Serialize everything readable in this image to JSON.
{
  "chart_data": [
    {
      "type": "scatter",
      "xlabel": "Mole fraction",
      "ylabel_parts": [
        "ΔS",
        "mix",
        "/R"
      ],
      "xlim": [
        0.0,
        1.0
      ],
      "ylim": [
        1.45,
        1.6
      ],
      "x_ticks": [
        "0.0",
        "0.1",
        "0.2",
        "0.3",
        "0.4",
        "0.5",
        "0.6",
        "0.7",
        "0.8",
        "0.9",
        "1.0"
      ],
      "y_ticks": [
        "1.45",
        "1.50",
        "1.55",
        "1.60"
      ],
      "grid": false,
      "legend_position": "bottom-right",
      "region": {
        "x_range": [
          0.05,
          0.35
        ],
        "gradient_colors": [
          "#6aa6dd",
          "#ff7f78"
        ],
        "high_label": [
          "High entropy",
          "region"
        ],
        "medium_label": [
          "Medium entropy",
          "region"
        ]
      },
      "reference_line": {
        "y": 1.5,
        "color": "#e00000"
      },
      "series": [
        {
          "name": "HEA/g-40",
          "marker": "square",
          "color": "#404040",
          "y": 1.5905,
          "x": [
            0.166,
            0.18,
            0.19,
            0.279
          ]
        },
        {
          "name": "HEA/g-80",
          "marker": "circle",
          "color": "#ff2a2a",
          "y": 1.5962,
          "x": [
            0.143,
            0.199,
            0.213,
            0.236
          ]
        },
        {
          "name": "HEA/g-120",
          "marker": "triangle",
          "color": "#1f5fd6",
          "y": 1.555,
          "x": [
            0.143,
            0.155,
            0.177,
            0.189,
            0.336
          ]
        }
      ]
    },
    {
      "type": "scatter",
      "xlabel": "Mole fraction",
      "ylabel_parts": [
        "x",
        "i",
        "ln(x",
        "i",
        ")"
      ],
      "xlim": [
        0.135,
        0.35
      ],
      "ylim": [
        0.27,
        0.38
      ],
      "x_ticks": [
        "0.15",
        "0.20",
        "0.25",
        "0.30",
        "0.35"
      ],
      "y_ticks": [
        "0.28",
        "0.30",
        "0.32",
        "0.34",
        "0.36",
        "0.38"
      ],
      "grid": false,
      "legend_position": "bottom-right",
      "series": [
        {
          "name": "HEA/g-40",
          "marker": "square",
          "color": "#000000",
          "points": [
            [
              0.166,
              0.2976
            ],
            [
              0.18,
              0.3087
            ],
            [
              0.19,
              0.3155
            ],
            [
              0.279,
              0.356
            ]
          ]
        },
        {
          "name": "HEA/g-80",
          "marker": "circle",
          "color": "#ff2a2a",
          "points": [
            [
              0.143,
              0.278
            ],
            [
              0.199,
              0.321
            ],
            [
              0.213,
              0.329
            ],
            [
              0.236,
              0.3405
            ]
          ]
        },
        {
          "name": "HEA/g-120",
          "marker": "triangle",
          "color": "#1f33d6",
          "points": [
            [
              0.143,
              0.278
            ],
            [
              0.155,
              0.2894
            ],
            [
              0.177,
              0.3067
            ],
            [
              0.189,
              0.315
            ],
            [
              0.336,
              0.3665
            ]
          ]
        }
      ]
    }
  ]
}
--*--
* **DIRECTIONS FOR THIS TASK**:
Using the material above, print every entry exactly as written.

* **EXERCISE RESPONSE**:
Serialize everything readable in this image to JSON.
{
  "chart_data": [
    {
      "type": "scatter",
      "xlabel": "Mole fraction",
      "ylabel_parts": [
        "ΔS",
        "mix",
        "/R"
      ],
      "xlim": [
        0.0,
        1.0
      ],
      "ylim": [
        1.45,
        1.6
      ],
      "x_ticks": [
        "0.0",
        "0.1",
        "0.2",
        "0.3",
        "0.4",
        "0.5",
        "0.6",
        "0.7",
        "0.8",
        "0.9",
        "1.0"
      ],
      "y_ticks": [
        "1.45",
        "1.50",
        "1.55",
        "1.60"
      ],
      "grid": false,
      "legend_position": "bottom-right",
      "region": {
        "x_range": [
          0.05,
          0.35
        ],
        "gradient_colors": [
          "#6aa6dd",
          "#ff7f78"
        ],
        "high_label": [
          "High entropy",
          "region"
        ],
        "medium_label": [
          "Medium entropy",
          "region"
        ]
      },
      "reference_line": {
        "y": 1.5,
        "color": "#e00000"
      },
      "series": [
        {
          "name": "HEA/g-40",
          "marker": "square",
          "color": "#404040",
          "y": 1.5905,
          "x": [
            0.166,
            0.18,
            0.19,
            0.279
          ]
        },
        {
          "name": "HEA/g-80",
          "marker": "circle",
          "color": "#ff2a2a",
          "y": 1.5962,
          "x": [
            0.143,
            0.199,
            0.213,
            0.236
          ]
        },
        {
          "name": "HEA/g-120",
          "marker": "triangle",
          "color": "#1f5fd6",
          "y": 1.555,
          "x": [
            0.143,
            0.155,
            0.177,
            0.189,
            0.336
          ]
        }
      ]
    },
    {
      "type": "scatter",
      "xlabel": "Mole fraction",
      "ylabel_parts": [
        "x",
        "i",
        "ln(x",
        "i",
        ")"
      ],
      "xlim": [
        0.135,
        0.35
      ],
      "ylim": [
        0.27,
        0.38
      ],
      "x_ticks": [
        "0.15",
        "0.20",
        "0.25",
        "0.30",
        "0.35"
      ],
      "y_ticks": [
        "0.28",
        "0.30",
        "0.32",
        "0.34",
        "0.36",
        "0.38"
      ],
      "grid": false,
      "legend_position": "bottom-right",
      "series": [
        {
          "name": "HEA/g-40",
          "marker": "square",
          "color": "#000000",
          "points": [
            [
              0.166,
              0.2976
            ],
            [
              0.18,
              0.3087
            ],
            [
              0.19,
              0.3155
            ],
            [
              0.279,
              0.356
            ]
          ]
        },
        {
          "name": "HEA/g-80",
          "marker": "circle",
          "color": "#ff2a2a",
          "points": [
            [
              0.143,
              0.278
            ],
            [
              0.199,
              0.321
            ],
            [
              0.213,
              0.329
            ],
            [
              0.236,
              0.3405
            ]
          ]
        },
        {
          "name": "HEA/g-120",
          "marker": "triangle",
          "color": "#1f33d6",
          "points": [
            [
              0.143,
              0.278
            ],
            [
              0.155,
              0.2894
            ],
            [
              0.177,
              0.3067
            ],
            [
              0.189,
              0.315
            ],
            [
              0.336,
              0.3665
            ]
          ]
        }
      ]
    }
  ]
}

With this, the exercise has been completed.